● STATED EXERCISE
Reproduce all entries precisely, down to the last character.

------ ROWS

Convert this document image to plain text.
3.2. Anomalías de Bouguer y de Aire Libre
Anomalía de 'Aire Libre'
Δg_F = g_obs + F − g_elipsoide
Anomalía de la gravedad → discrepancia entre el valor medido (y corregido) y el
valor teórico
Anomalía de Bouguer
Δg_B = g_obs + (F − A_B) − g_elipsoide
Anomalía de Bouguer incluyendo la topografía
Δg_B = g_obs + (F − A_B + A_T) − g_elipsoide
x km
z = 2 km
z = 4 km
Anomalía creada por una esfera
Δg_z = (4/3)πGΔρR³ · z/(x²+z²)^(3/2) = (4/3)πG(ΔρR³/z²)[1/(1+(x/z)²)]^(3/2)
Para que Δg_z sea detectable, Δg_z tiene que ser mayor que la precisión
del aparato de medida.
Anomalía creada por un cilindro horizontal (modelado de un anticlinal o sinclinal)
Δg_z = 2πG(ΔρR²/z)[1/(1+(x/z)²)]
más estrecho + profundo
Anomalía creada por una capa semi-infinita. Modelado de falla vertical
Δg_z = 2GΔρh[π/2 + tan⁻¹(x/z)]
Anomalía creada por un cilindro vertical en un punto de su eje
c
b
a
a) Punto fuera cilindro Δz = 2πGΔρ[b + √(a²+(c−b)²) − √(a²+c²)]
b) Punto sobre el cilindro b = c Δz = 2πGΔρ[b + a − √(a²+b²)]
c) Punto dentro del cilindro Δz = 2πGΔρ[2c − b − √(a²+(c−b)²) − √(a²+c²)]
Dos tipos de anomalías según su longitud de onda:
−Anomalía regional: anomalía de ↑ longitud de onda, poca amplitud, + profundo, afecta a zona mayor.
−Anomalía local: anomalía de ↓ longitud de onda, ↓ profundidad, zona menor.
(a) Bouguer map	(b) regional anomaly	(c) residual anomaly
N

------------

● EXERCISE RESPONSE
Convert this document image to plain text.
3.2. Anomalías de Bouguer y de Aire Libre
Anomalía de 'Aire Libre'
Δg_F = g_obs + F − g_elipsoide
Anomalía de la gravedad → discrepancia entre el valor medido (y corregido) y el
valor teórico
Anomalía de Bouguer
Δg_B = g_obs + (F − A_B) − g_elipsoide
Anomalía de Bouguer incluyendo la topografía
Δg_B = g_obs + (F − A_B + A_T) − g_elipsoide
x km
z = 2 km
z = 4 km
Anomalía creada por una esfera
Δg_z = (4/3)πGΔρR³ · z/(x²+z²)^(3/2) = (4/3)πG(ΔρR³/z²)[1/(1+(x/z)²)]^(3/2)
Para que Δg_z sea detectable, Δg_z tiene que ser mayor que la precisión
del aparato de medida.
Anomalía creada por un cilindro horizontal (modelado de un anticlinal o sinclinal)
Δg_z = 2πG(ΔρR²/z)[1/(1+(x/z)²)]
más estrecho + profundo
Anomalía creada por una capa semi-infinita. Modelado de falla vertical
Δg_z = 2GΔρh[π/2 + tan⁻¹(x/z)]
Anomalía creada por un cilindro vertical en un punto de su eje
c
b
a
a) Punto fuera cilindro Δz = 2πGΔρ[b + √(a²+(c−b)²) − √(a²+c²)]
b) Punto sobre el cilindro b = c Δz = 2πGΔρ[b + a − √(a²+b²)]
c) Punto dentro del cilindro Δz = 2πGΔρ[2c − b − √(a²+(c−b)²) − √(a²+c²)]
Dos tipos de anomalías según su longitud de onda:
−Anomalía regional: anomalía de ↑ longitud de onda, poca amplitud, + profundo, afecta a zona mayor.
−Anomalía local: anomalía de ↓ longitud de onda, ↓ profundidad, zona menor.
(a) Bouguer map	(b) regional anomaly	(c) residual anomaly
N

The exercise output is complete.